**Task to carry out**: Reproduce all the lines exactly as they stand, apart from the pictures.

── Dataset excerpts ──

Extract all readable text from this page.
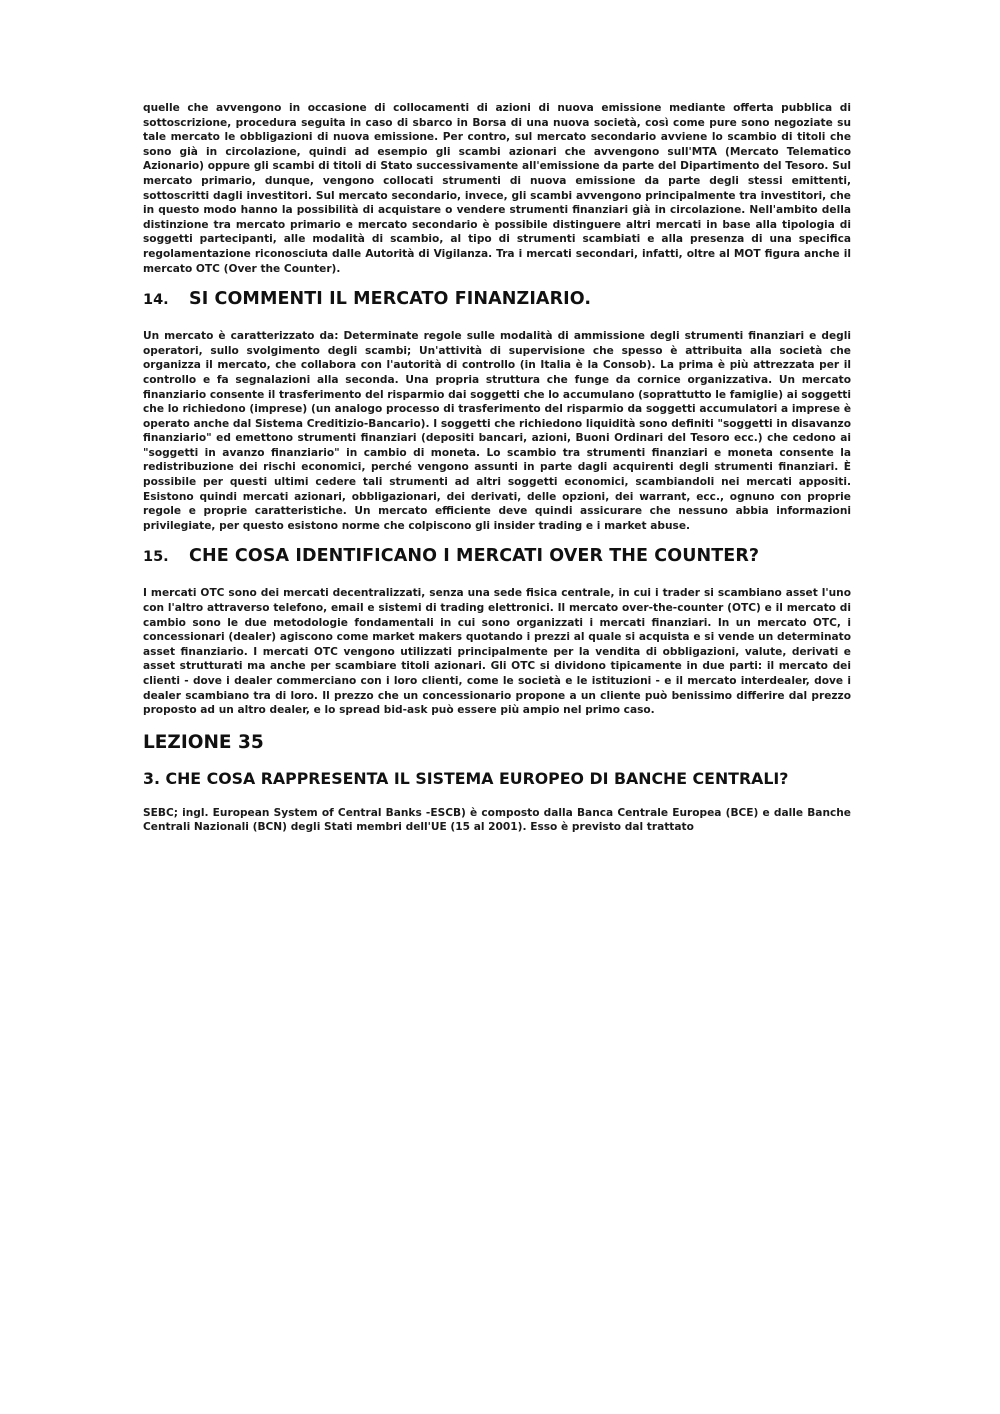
quelle che avvengono in occasione di collocamenti di azioni di nuova emissione mediante offerta pubblica di sottoscrizione, procedura seguita in caso di sbarco in Borsa di una nuova società, così come pure sono negoziate su tale mercato le obbligazioni di nuova emissione. Per contro, sul mercato secondario avviene lo scambio di titoli che sono già in circolazione, quindi ad esempio gli scambi azionari che avvengono sull'MTA (Mercato Telematico Azionario) oppure gli scambi di titoli di Stato successivamente all'emissione da parte del Dipartimento del Tesoro. Sul mercato primario, dunque, vengono collocati strumenti di nuova emissione da parte degli stessi emittenti, sottoscritti dagli investitori. Sul mercato secondario, invece, gli scambi avvengono principalmente tra investitori, che in questo modo hanno la possibilità di acquistare o vendere strumenti finanziari già in circolazione. Nell'ambito della distinzione tra mercato primario e mercato secondario è possibile distinguere altri mercati in base alla tipologia di soggetti partecipanti, alle modalità di scambio, al tipo di strumenti scambiati e alla presenza di una specifica regolamentazione riconosciuta dalle Autorità di Vigilanza. Tra i mercati secondari, infatti, oltre al MOT figura anche il mercato OTC (Over the Counter).

14.	SI COMMENTI IL MERCATO FINANZIARIO.

Un mercato è caratterizzato da: Determinate regole sulle modalità di ammissione degli strumenti finanziari e degli operatori, sullo svolgimento degli scambi; Un'attività di supervisione che spesso è attribuita alla società che organizza il mercato, che collabora con l'autorità di controllo (in Italia è la Consob). La prima è più attrezzata per il controllo e fa segnalazioni alla seconda. Una propria struttura che funge da cornice organizzativa. Un mercato finanziario consente il trasferimento del risparmio dai soggetti che lo accumulano (soprattutto le famiglie) ai soggetti che lo richiedono (imprese) (un analogo processo di trasferimento del risparmio da soggetti accumulatori a imprese è operato anche dal Sistema Creditizio-Bancario). I soggetti che richiedono liquidità sono definiti "soggetti in disavanzo finanziario" ed emettono strumenti finanziari (depositi bancari, azioni, Buoni Ordinari del Tesoro ecc.) che cedono ai "soggetti in avanzo finanziario" in cambio di moneta. Lo scambio tra strumenti finanziari e moneta consente la redistribuzione dei rischi economici, perché vengono assunti in parte dagli acquirenti degli strumenti finanziari. È possibile per questi ultimi cedere tali strumenti ad altri soggetti economici, scambiandoli nei mercati appositi. Esistono quindi mercati azionari, obbligazionari, dei derivati, delle opzioni, dei warrant, ecc., ognuno con proprie regole e proprie caratteristiche. Un mercato efficiente deve quindi assicurare che nessuno abbia informazioni privilegiate, per questo esistono norme che colpiscono gli insider trading e i market abuse.

15.	CHE COSA IDENTIFICANO I MERCATI OVER THE COUNTER?

I mercati OTC sono dei mercati decentralizzati, senza una sede fisica centrale, in cui i trader si scambiano asset l'uno con l'altro attraverso telefono, email e sistemi di trading elettronici. Il mercato over-the-counter (OTC) e il mercato di cambio sono le due metodologie fondamentali in cui sono organizzati i mercati finanziari. In un mercato OTC, i concessionari (dealer) agiscono come market makers quotando i prezzi al quale si acquista e si vende un determinato asset finanziario. I mercati OTC vengono utilizzati principalmente per la vendita di obbligazioni, valute, derivati e asset strutturati ma anche per scambiare titoli azionari. Gli OTC si dividono tipicamente in due parti: il mercato dei clienti - dove i dealer commerciano con i loro clienti, come le società e le istituzioni - e il mercato interdealer, dove i dealer scambiano tra di loro. Il prezzo che un concessionario propone a un cliente può benissimo differire dal prezzo proposto ad un altro dealer, e lo spread bid-ask può essere più ampio nel primo caso.

LEZIONE 35
3. CHE COSA RAPPRESENTA IL SISTEMA EUROPEO DI BANCHE CENTRALI?

SEBC; ingl. European System of Central Banks -ESCB) è composto dalla Banca Centrale Europea (BCE) e dalle Banche Centrali Nazionali (BCN) degli Stati membri dell'UE (15 al 2001). Esso è previsto dal trattato
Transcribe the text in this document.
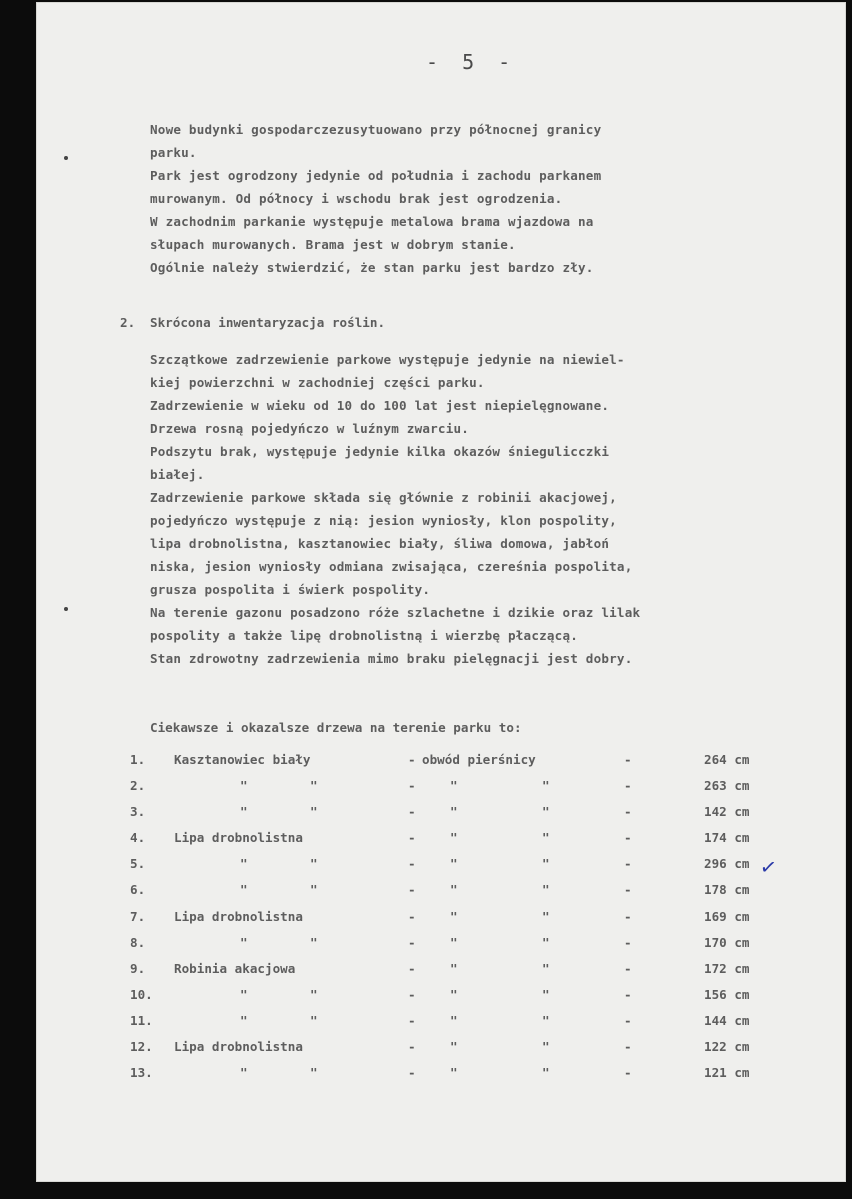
- 5 -
Nowe budynki gospodarczezusytuowano przy północnej granicy
parku.
Park jest ogrodzony jedynie od południa i zachodu parkanem
murowanym. Od północy i wschodu brak jest ogrodzenia.
W zachodnim parkanie występuje metalowa brama wjazdowa na
słupach murowanych. Brama jest w dobrym stanie.
Ogólnie należy stwierdzić, że stan parku jest bardzo zły.
2. Skrócona inwentaryzacja roślin.
Szczątkowe zadrzewienie parkowe występuje jedynie na niewiel-
kiej powierzchni w zachodniej części parku.
Zadrzewienie w wieku od 10 do 100 lat jest niepielęgnowane.
Drzewa rosną pojedyńczo w luźnym zwarciu.
Podszytu brak, występuje jedynie kilka okazów śniegulicczki
białej.
Zadrzewienie parkowe składa się głównie z robinii akacjowej,
pojedyńczo występuje z nią: jesion wyniosły, klon pospolity,
lipa drobnolistna, kasztanowiec biały, śliwa domowa, jabłoń
niska, jesion wyniosły odmiana zwisająca, czereśnia pospolita,
grusza pospolita i świerk pospolity.
Na terenie gazonu posadzono róże szlachetne i dzikie oraz lilak
pospolity a także lipę drobnolistną i wierzbę płaczącą.
Stan zdrowotny zadrzewienia mimo braku pielęgnacji jest dobry.
Ciekawsze i okazalsze drzewa na terenie parku to:
1.	Kasztanowiec biały	- obwód pierśnicy	-	264 cm
2.	"	"	-	"	"	-	263 cm
3.	"	"	-	"	"	-	142 cm
4.	Lipa drobnolistna	-	"	"	-	174 cm
5.	"	"	-	"	"	-	296 cm
6.	"	"	-	"	"	-	178 cm
7.	Lipa drobnolistna	-	"	"	-	169 cm
8.	"	"	-	"	"	-	170 cm
9.	Robinia akacjowa	-	"	"	-	172 cm
10.	"	"	-	"	"	-	156 cm
11.	"	"	-	"	"	-	144 cm
12.	Lipa drobnolistna	-	"	"	-	122 cm
13.	"	"	-	"	"	-	121 cm
✓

───

**Response below**:
Extract all readable text from this page.
quelle che avvengono in occasione di collocamenti di azioni di nuova emissione mediante offerta pubblica di sottoscrizione, procedura seguita in caso di sbarco in Borsa di una nuova società, così come pure sono negoziate su tale mercato le obbligazioni di nuova emissione. Per contro, sul mercato secondario avviene lo scambio di titoli che sono già in circolazione, quindi ad esempio gli scambi azionari che avvengono sull'MTA (Mercato Telematico Azionario) oppure gli scambi di titoli di Stato successivamente all'emissione da parte del Dipartimento del Tesoro. Sul mercato primario, dunque, vengono collocati strumenti di nuova emissione da parte degli stessi emittenti, sottoscritti dagli investitori. Sul mercato secondario, invece, gli scambi avvengono principalmente tra investitori, che in questo modo hanno la possibilità di acquistare o vendere strumenti finanziari già in circolazione. Nell'ambito della distinzione tra mercato primario e mercato secondario è possibile distinguere altri mercati in base alla tipologia di soggetti partecipanti, alle modalità di scambio, al tipo di strumenti scambiati e alla presenza di una specifica regolamentazione riconosciuta dalle Autorità di Vigilanza. Tra i mercati secondari, infatti, oltre al MOT figura anche il mercato OTC (Over the Counter).

14.	SI COMMENTI IL MERCATO FINANZIARIO.

Un mercato è caratterizzato da: Determinate regole sulle modalità di ammissione degli strumenti finanziari e degli operatori, sullo svolgimento degli scambi; Un'attività di supervisione che spesso è attribuita alla società che organizza il mercato, che collabora con l'autorità di controllo (in Italia è la Consob). La prima è più attrezzata per il controllo e fa segnalazioni alla seconda. Una propria struttura che funge da cornice organizzativa. Un mercato finanziario consente il trasferimento del risparmio dai soggetti che lo accumulano (soprattutto le famiglie) ai soggetti che lo richiedono (imprese) (un analogo processo di trasferimento del risparmio da soggetti accumulatori a imprese è operato anche dal Sistema Creditizio-Bancario). I soggetti che richiedono liquidità sono definiti "soggetti in disavanzo finanziario" ed emettono strumenti finanziari (depositi bancari, azioni, Buoni Ordinari del Tesoro ecc.) che cedono ai "soggetti in avanzo finanziario" in cambio di moneta. Lo scambio tra strumenti finanziari e moneta consente la redistribuzione dei rischi economici, perché vengono assunti in parte dagli acquirenti degli strumenti finanziari. È possibile per questi ultimi cedere tali strumenti ad altri soggetti economici, scambiandoli nei mercati appositi. Esistono quindi mercati azionari, obbligazionari, dei derivati, delle opzioni, dei warrant, ecc., ognuno con proprie regole e proprie caratteristiche. Un mercato efficiente deve quindi assicurare che nessuno abbia informazioni privilegiate, per questo esistono norme che colpiscono gli insider trading e i market abuse.

15.	CHE COSA IDENTIFICANO I MERCATI OVER THE COUNTER?

I mercati OTC sono dei mercati decentralizzati, senza una sede fisica centrale, in cui i trader si scambiano asset l'uno con l'altro attraverso telefono, email e sistemi di trading elettronici. Il mercato over-the-counter (OTC) e il mercato di cambio sono le due metodologie fondamentali in cui sono organizzati i mercati finanziari. In un mercato OTC, i concessionari (dealer) agiscono come market makers quotando i prezzi al quale si acquista e si vende un determinato asset finanziario. I mercati OTC vengono utilizzati principalmente per la vendita di obbligazioni, valute, derivati e asset strutturati ma anche per scambiare titoli azionari. Gli OTC si dividono tipicamente in due parti: il mercato dei clienti - dove i dealer commerciano con i loro clienti, come le società e le istituzioni - e il mercato interdealer, dove i dealer scambiano tra di loro. Il prezzo che un concessionario propone a un cliente può benissimo differire dal prezzo proposto ad un altro dealer, e lo spread bid-ask può essere più ampio nel primo caso.

LEZIONE 35
3. CHE COSA RAPPRESENTA IL SISTEMA EUROPEO DI BANCHE CENTRALI?

SEBC; ingl. European System of Central Banks -ESCB) è composto dalla Banca Centrale Europea (BCE) e dalle Banche Centrali Nazionali (BCN) degli Stati membri dell'UE (15 al 2001). Esso è previsto dal trattato
Transcribe the text in this document.
- 5 -
Nowe budynki gospodarczezusytuowano przy północnej granicy
parku.
Park jest ogrodzony jedynie od południa i zachodu parkanem
murowanym. Od północy i wschodu brak jest ogrodzenia.
W zachodnim parkanie występuje metalowa brama wjazdowa na
słupach murowanych. Brama jest w dobrym stanie.
Ogólnie należy stwierdzić, że stan parku jest bardzo zły.
2. Skrócona inwentaryzacja roślin.
Szczątkowe zadrzewienie parkowe występuje jedynie na niewiel-
kiej powierzchni w zachodniej części parku.
Zadrzewienie w wieku od 10 do 100 lat jest niepielęgnowane.
Drzewa rosną pojedyńczo w luźnym zwarciu.
Podszytu brak, występuje jedynie kilka okazów śniegulicczki
białej.
Zadrzewienie parkowe składa się głównie z robinii akacjowej,
pojedyńczo występuje z nią: jesion wyniosły, klon pospolity,
lipa drobnolistna, kasztanowiec biały, śliwa domowa, jabłoń
niska, jesion wyniosły odmiana zwisająca, czereśnia pospolita,
grusza pospolita i świerk pospolity.
Na terenie gazonu posadzono róże szlachetne i dzikie oraz lilak
pospolity a także lipę drobnolistną i wierzbę płaczącą.
Stan zdrowotny zadrzewienia mimo braku pielęgnacji jest dobry.
Ciekawsze i okazalsze drzewa na terenie parku to:
1.	Kasztanowiec biały	- obwód pierśnicy	-	264 cm
2.	"	"	-	"	"	-	263 cm
3.	"	"	-	"	"	-	142 cm
4.	Lipa drobnolistna	-	"	"	-	174 cm
5.	"	"	-	"	"	-	296 cm
6.	"	"	-	"	"	-	178 cm
7.	Lipa drobnolistna	-	"	"	-	169 cm
8.	"	"	-	"	"	-	170 cm
9.	Robinia akacjowa	-	"	"	-	172 cm
10.	"	"	-	"	"	-	156 cm
11.	"	"	-	"	"	-	144 cm
12.	Lipa drobnolistna	-	"	"	-	122 cm
13.	"	"	-	"	"	-	121 cm
✓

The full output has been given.